▶ **取り組む課題 1**
船舶設計支援の文章によると、従来の船舶設計ではどのような設計が行われていますか？
▶ **取り組む課題 2**
船舶設計支援の文章を、最後の文の後から書き継いでもらえますか？

▶ **抜粋本文**

----

説明

船舶設計支援システム

【課題】設計に着手してから完成するまでの所要時間が短縮される船舶設計支援システム及び造船を提供する。
【解決手段】船舶設計支援システム1は、船殻構造の3Dモデルとしての船殻構造モデルと機器装置の3Dモデルとしての機器装置モデルとを含む全体配置モデルを記述する全体配置モデルデータ23を記憶する記憶手段20と、建造すべき船舶の船型を表す最終線図データ30に基づいて全体配置モデルを変更するモデル作成・変更手段13とを具備する。

【発明の詳細な説明】
【技術分野】
【0001】
本発明は造船に関し、特に船舶の設計に関する。
【背景技術】
【0002】
従来、船舶の設計では、個船毎に船型、構造、艤装を検討する積み上げ設計が行われている。船型設計においては、設計者が設計した船型の性能を評価し、その評価結果に基づいて設計者が再度設計を行うことを繰り返して最終的な船型を決定しているため、多大な時間を要している。したがって、最終的な船型が決定されてから構造設計及び艤装設計に着手すると、設計リードタイム、すなわち設計に着手してから完成するまでの所要時間、が非常に長くなる。最終的な船型が決定される前に構造設計及び艤装設計に着手すると、設計のリードタイムは短縮されるが、最終的な船型が決定された後に構造設計及び艤装設計をやり直すこととなるため設計品質が低下するおそれがある。
【0003】
特許文献1は、流体力学的性能に優れた船舶の設計を容易にするための船舶設計装置を開示している。
【0004】
また、近年では、新製品を開発する際、その外見、内部構造、及び動作の検討にデジタルモックアップが利用されている。特許文献2及び3は、デジタルモックアップに関連する技術を開示している。

----

▶ **データ内容**
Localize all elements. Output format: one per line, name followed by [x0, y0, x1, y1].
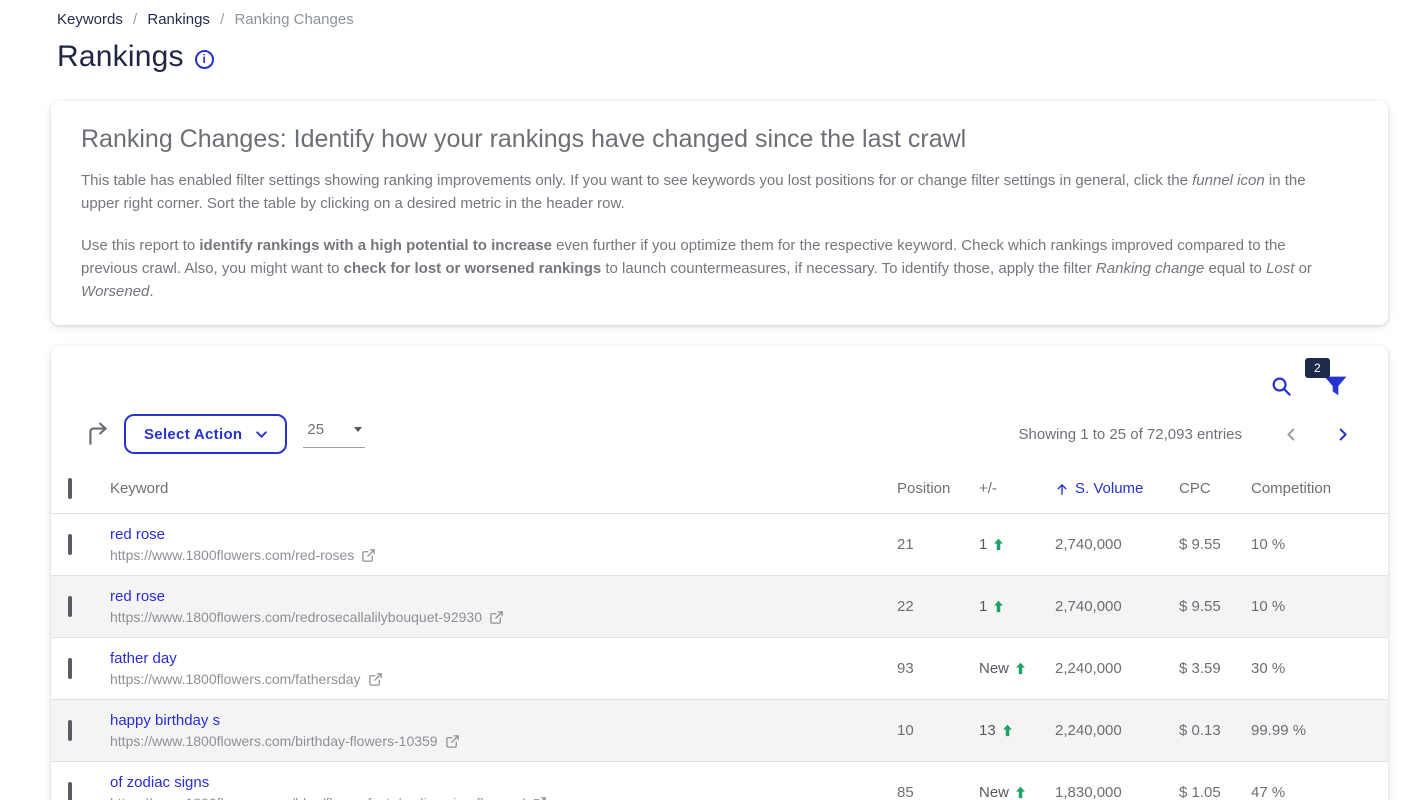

----

▶ **回答 1**
個船毎に船型、構造、艤装を検討する積み上げ設計です。

▶ **回答 2**
【先行技術文献】
【特許文献】
【0005】
【特許文献1】特開2004−9858号公報
【特許文献2】特開2004−118266号公報
【特許文献3】特開2006−221534号公報
【発明の概要】
【発明が解決しようとする課題】
【0006】
本発明の目的は、設計に着手してから完成するまでの所要時間が短縮される船舶設計支援システム及び造船方法を提供することである。
【課題を解決するための手段】
【0007】
以下に、(発明を実施するための形態)で使用される番号を用いて、課題を解決するための手段を説明する。これらの番号は、(特許請求の範囲)の記載と(発明を実施するための形態)との対応関係を明らかにするために付加されたものである。ただし、それらの番号を、(特許請求の範囲)に記載されている発明の技術的範囲の解釈に用いてはならない。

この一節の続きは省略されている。